- _REQUIREMENTS_
Reproduce the data exactly and drop any pictures it holds.

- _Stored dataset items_
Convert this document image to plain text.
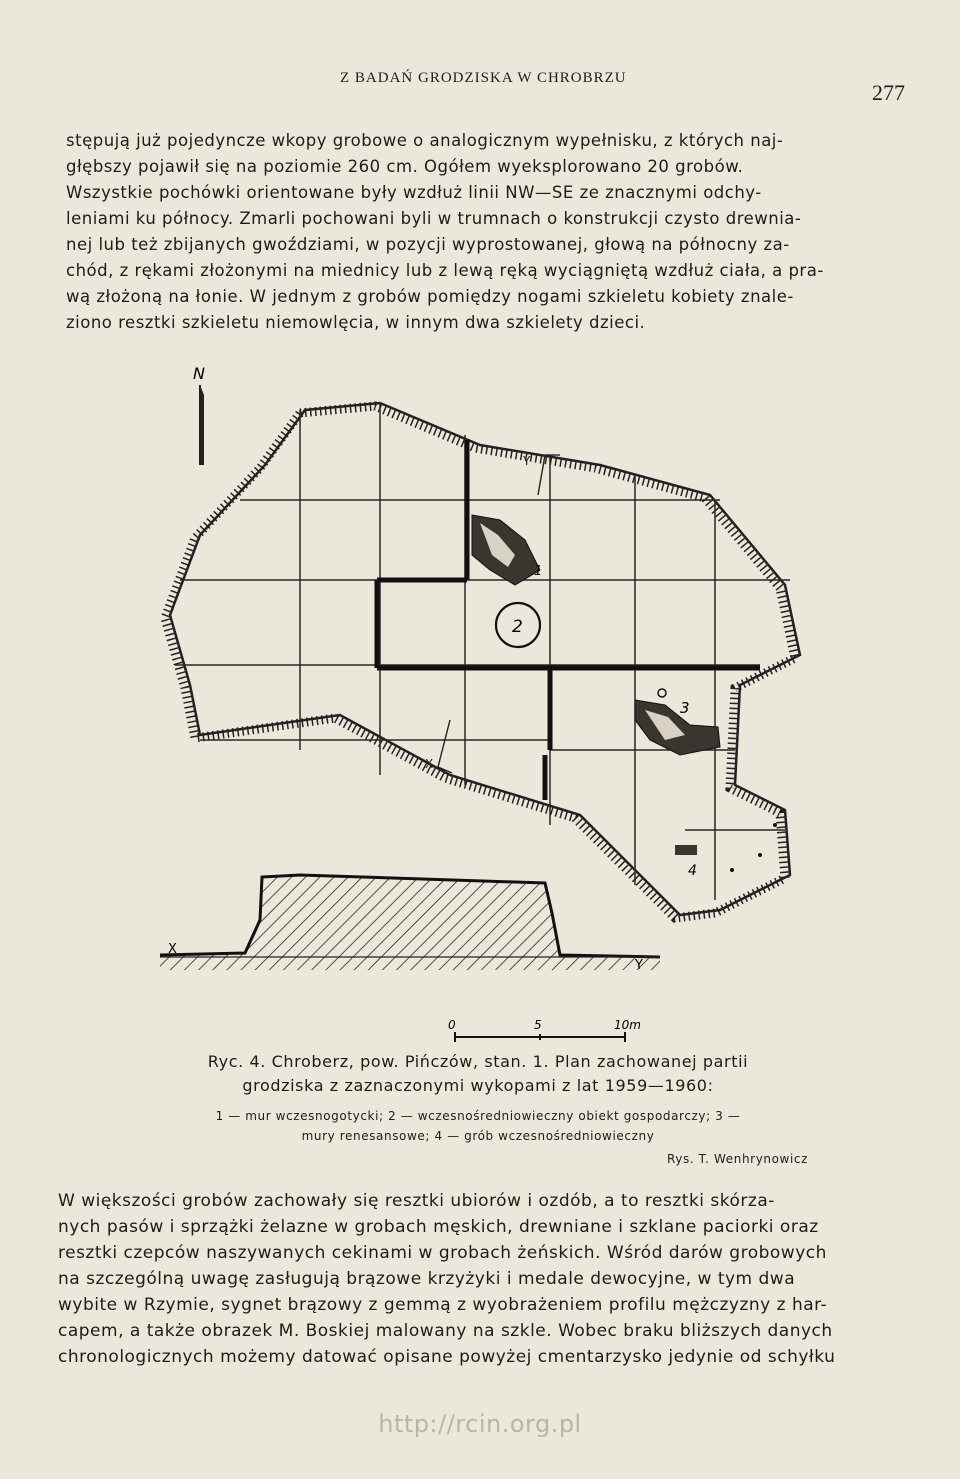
Z BADAŃ GRODZISKA W CHROBRZU
277
stępują już pojedyncze wkopy grobowe o analogicznym wypełnisku, z których naj-
głębszy pojawił się na poziomie 260 cm. Ogółem wyeksplorowano 20 grobów.
Wszystkie pochówki orientowane były wzdłuż linii NW—SE ze znacznymi odchy-
leniami ku północy. Zmarli pochowani byli w trumnach o konstrukcji czysto drewnia-
nej lub też zbijanych gwoździami, w pozycji wyprostowanej, głową na północny za-
chód, z rękami złożonymi na miednicy lub z lewą ręką wyciągniętą wzdłuż ciała, a pra-
wą złożoną na łonie. W jednym z grobów pomiędzy nogami szkieletu kobiety znale-
ziono resztki szkieletu niemowlęcia, w innym dwa szkielety dzieci.
N
1
2
3
4
Y
X
X
Y
0	5	10m
Ryc. 4. Chroberz, pow. Pińczów, stan. 1. Plan zachowanej partii
grodziska z zaznaczonymi wykopami z lat 1959—1960:
1 — mur wczesnogotycki; 2 — wczesnośredniowieczny obiekt gospodarczy; 3 —
mury renesansowe; 4 — grób wczesnośredniowieczny
Rys. T. Wenhrynowicz
W większości grobów zachowały się resztki ubiorów i ozdób, a to resztki skórza-
nych pasów i sprzążki żelazne w grobach męskich, drewniane i szklane paciorki oraz
resztki czepców naszywanych cekinami w grobach żeńskich. Wśród darów grobowych
na szczególną uwagę zasługują brązowe krzyżyki i medale dewocyjne, w tym dwa
wybite w Rzymie, sygnet brązowy z gemmą z wyobrażeniem profilu mężczyzny z har-
capem, a także obrazek M. Boskiej malowany na szkle. Wobec braku bliższych danych
chronologicznych możemy datować opisane powyżej cmentarzysko jedynie od schyłku
http://rcin.org.pl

- _SOLUTION TO THIS TASK_
Convert this document image to plain text.
Z BADAŃ GRODZISKA W CHROBRZU
277
stępują już pojedyncze wkopy grobowe o analogicznym wypełnisku, z których naj-
głębszy pojawił się na poziomie 260 cm. Ogółem wyeksplorowano 20 grobów.
Wszystkie pochówki orientowane były wzdłuż linii NW—SE ze znacznymi odchy-
leniami ku północy. Zmarli pochowani byli w trumnach o konstrukcji czysto drewnia-
nej lub też zbijanych gwoździami, w pozycji wyprostowanej, głową na północny za-
chód, z rękami złożonymi na miednicy lub z lewą ręką wyciągniętą wzdłuż ciała, a pra-
wą złożoną na łonie. W jednym z grobów pomiędzy nogami szkieletu kobiety znale-
ziono resztki szkieletu niemowlęcia, w innym dwa szkielety dzieci.
N
1
2
3
4
Y
X
X
Y
0	5	10m
Ryc. 4. Chroberz, pow. Pińczów, stan. 1. Plan zachowanej partii
grodziska z zaznaczonymi wykopami z lat 1959—1960:
1 — mur wczesnogotycki; 2 — wczesnośredniowieczny obiekt gospodarczy; 3 —
mury renesansowe; 4 — grób wczesnośredniowieczny
Rys. T. Wenhrynowicz
W większości grobów zachowały się resztki ubiorów i ozdób, a to resztki skórza-
nych pasów i sprzążki żelazne w grobach męskich, drewniane i szklane paciorki oraz
resztki czepców naszywanych cekinami w grobach żeńskich. Wśród darów grobowych
na szczególną uwagę zasługują brązowe krzyżyki i medale dewocyjne, w tym dwa
wybite w Rzymie, sygnet brązowy z gemmą z wyobrażeniem profilu mężczyzny z har-
capem, a także obrazek M. Boskiej malowany na szkle. Wobec braku bliższych danych
chronologicznych możemy datować opisane powyżej cmentarzysko jedynie od schyłku
http://rcin.org.pl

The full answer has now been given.